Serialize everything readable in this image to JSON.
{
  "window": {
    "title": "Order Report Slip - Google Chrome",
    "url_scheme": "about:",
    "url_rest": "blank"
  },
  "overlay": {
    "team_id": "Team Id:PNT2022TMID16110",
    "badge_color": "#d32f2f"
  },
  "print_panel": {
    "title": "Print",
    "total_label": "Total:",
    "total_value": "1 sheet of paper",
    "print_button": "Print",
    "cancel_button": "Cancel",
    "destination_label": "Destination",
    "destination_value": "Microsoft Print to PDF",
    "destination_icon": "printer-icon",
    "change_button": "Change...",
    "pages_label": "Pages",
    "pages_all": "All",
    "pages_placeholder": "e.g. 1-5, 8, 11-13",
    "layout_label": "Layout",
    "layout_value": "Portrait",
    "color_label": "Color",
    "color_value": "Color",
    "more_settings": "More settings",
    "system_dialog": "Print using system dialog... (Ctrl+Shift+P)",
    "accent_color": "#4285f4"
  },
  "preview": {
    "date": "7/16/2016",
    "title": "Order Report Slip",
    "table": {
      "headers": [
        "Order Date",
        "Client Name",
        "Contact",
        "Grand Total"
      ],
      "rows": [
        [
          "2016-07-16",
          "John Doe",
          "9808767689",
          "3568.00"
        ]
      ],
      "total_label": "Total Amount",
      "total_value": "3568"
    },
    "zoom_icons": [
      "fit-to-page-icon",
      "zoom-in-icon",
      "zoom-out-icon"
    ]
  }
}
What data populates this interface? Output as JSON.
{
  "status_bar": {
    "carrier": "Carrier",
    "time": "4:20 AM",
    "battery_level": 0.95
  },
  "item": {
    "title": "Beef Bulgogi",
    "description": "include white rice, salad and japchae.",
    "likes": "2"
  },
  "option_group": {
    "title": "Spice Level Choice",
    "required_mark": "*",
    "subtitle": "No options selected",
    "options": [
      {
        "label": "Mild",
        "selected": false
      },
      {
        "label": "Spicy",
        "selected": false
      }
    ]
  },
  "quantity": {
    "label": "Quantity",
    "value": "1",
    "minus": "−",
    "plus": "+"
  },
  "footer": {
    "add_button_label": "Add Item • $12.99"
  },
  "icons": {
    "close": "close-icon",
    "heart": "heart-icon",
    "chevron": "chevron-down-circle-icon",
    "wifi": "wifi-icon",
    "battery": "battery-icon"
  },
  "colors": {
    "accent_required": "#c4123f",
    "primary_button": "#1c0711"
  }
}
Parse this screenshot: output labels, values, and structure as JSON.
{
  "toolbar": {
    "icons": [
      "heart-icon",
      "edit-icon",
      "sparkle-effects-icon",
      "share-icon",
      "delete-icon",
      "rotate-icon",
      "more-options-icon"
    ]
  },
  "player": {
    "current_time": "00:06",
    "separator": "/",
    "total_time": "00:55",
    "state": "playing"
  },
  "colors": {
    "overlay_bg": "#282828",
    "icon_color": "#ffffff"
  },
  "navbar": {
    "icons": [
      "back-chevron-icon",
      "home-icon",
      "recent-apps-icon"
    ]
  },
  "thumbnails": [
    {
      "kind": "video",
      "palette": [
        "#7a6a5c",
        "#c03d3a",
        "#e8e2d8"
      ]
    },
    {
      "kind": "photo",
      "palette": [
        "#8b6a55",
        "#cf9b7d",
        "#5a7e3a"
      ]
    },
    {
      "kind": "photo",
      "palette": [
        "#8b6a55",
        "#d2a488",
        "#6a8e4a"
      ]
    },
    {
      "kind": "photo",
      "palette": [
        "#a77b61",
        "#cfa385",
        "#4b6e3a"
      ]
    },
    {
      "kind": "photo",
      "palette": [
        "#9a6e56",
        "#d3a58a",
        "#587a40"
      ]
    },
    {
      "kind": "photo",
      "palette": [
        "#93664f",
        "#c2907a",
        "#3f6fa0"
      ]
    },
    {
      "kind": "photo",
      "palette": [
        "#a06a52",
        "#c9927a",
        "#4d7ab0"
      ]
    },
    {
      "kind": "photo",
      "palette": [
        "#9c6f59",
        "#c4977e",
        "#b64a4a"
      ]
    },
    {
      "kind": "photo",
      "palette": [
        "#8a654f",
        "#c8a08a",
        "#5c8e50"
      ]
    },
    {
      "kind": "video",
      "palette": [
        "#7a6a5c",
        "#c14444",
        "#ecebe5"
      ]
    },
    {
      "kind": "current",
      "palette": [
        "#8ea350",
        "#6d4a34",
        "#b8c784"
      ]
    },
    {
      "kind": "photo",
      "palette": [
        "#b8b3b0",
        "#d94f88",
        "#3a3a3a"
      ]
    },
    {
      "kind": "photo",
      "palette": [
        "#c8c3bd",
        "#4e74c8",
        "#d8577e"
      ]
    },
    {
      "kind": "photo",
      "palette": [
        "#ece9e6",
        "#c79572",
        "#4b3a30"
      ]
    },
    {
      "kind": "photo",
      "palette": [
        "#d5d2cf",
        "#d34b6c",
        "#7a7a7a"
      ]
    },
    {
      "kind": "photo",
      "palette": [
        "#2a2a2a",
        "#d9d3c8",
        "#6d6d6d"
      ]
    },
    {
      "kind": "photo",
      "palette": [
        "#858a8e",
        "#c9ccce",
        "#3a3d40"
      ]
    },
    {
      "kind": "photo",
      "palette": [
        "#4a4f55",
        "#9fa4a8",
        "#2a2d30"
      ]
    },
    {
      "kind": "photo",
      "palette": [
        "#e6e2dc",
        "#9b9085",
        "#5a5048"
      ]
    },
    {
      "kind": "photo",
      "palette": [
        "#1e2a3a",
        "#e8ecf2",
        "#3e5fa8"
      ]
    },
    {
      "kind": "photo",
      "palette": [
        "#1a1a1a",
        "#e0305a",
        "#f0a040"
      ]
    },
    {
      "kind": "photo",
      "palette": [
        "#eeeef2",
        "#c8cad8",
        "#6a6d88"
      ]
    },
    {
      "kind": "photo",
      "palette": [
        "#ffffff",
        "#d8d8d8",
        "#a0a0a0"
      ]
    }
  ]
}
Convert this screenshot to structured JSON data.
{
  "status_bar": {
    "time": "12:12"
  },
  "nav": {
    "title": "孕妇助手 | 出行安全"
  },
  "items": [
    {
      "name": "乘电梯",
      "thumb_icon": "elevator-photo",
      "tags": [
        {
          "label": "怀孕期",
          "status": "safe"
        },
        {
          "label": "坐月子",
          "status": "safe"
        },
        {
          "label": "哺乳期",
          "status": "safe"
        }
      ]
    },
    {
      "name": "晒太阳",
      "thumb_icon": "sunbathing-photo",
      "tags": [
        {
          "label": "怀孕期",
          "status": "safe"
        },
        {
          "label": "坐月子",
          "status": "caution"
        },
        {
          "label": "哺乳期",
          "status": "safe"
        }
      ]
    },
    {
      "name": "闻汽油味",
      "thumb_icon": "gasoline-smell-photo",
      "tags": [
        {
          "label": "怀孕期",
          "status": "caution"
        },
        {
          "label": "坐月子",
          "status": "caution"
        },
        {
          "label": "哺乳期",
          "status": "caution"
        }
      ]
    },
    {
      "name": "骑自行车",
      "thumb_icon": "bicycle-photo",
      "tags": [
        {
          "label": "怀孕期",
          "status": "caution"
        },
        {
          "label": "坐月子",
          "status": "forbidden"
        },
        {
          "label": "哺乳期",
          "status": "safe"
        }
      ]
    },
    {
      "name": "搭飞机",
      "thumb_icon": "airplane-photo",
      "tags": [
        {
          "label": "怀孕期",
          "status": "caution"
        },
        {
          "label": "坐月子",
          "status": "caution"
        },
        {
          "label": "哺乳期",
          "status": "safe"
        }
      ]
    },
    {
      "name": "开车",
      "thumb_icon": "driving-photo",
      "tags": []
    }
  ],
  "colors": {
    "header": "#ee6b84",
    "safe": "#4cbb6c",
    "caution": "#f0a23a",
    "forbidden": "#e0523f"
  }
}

» **The problem**: Above are the records; copy every line in them that holds the word "options".

» **Exercise output**:
    "subtitle": "No options selected",
    "options": [
      "more-options-icon"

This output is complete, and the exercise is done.